### EXTRACTED DATA
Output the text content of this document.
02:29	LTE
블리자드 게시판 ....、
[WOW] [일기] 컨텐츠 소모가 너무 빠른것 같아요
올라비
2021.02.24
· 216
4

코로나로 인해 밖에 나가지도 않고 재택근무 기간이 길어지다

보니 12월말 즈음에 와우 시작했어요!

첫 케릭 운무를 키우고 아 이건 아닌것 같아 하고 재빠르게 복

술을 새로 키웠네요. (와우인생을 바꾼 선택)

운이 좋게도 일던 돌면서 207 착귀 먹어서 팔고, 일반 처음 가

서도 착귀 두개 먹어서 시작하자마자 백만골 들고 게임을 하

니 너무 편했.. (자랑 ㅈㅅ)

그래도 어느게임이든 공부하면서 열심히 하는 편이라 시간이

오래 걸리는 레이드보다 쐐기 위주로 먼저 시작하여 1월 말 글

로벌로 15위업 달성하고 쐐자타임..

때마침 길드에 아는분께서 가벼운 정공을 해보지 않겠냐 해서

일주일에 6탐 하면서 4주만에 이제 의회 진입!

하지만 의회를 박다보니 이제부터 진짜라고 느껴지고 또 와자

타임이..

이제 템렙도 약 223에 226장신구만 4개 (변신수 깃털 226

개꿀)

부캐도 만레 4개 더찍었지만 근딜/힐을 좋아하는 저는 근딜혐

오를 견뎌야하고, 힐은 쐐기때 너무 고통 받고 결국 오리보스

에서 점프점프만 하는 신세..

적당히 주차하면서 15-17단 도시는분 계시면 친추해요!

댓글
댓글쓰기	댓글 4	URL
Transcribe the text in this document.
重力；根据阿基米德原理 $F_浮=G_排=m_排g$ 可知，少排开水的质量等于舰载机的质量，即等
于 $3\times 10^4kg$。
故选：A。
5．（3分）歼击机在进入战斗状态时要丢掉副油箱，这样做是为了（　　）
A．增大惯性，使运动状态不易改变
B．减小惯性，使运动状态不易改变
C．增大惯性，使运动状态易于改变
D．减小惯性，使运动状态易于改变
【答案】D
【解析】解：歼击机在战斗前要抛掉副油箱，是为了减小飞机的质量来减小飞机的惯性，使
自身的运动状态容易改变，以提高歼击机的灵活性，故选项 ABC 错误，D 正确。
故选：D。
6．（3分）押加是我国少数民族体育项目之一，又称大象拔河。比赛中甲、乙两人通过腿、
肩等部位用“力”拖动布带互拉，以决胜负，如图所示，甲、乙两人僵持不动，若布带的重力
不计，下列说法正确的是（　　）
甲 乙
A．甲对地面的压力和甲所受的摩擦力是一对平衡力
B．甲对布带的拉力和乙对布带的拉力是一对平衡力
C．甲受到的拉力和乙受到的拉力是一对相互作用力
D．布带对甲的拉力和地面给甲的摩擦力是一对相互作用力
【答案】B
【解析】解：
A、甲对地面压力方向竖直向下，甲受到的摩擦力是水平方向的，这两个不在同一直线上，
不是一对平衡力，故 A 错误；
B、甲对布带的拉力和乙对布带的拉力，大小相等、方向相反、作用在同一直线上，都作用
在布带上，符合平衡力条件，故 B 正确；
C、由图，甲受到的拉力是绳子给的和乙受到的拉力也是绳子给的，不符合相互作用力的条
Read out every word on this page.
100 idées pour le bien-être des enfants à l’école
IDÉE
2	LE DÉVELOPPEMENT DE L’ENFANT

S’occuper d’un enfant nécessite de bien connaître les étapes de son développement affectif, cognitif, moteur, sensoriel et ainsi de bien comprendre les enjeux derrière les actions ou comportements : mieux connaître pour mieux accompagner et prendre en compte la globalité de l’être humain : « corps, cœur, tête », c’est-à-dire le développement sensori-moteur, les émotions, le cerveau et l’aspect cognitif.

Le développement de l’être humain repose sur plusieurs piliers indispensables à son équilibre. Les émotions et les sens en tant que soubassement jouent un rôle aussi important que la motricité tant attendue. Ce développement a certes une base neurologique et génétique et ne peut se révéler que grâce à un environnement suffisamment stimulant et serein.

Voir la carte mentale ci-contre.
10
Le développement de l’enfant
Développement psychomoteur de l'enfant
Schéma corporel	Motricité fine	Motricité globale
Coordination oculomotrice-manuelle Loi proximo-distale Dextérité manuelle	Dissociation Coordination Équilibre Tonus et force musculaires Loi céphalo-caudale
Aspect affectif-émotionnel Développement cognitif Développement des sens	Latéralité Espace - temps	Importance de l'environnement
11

### DESCRIPTION OF THE TASK
Identify the lines of the entries containing the string "émotions". Copy each such line.

### SOLUTION FOR THIS TASK
S’occuper d’un enfant nécessite de bien connaître les étapes de son développement affectif, cognitif, moteur, sensoriel et ainsi de bien comprendre les enjeux derrière les actions ou comportements : mieux connaître pour mieux accompagner et prendre en compte la globalité de l’être humain : « corps, cœur, tête », c’est-à-dire le développement sensori-moteur, les émotions, le cerveau et l’aspect cognitif.
Le développement de l’être humain repose sur plusieurs piliers indispensables à son équilibre. Les émotions et les sens en tant que soubassement jouent un rôle aussi important que la motricité tant attendue. Ce développement a certes une base neurologique et génétique et ne peut se révéler que grâce à un environnement suffisamment stimulant et serein.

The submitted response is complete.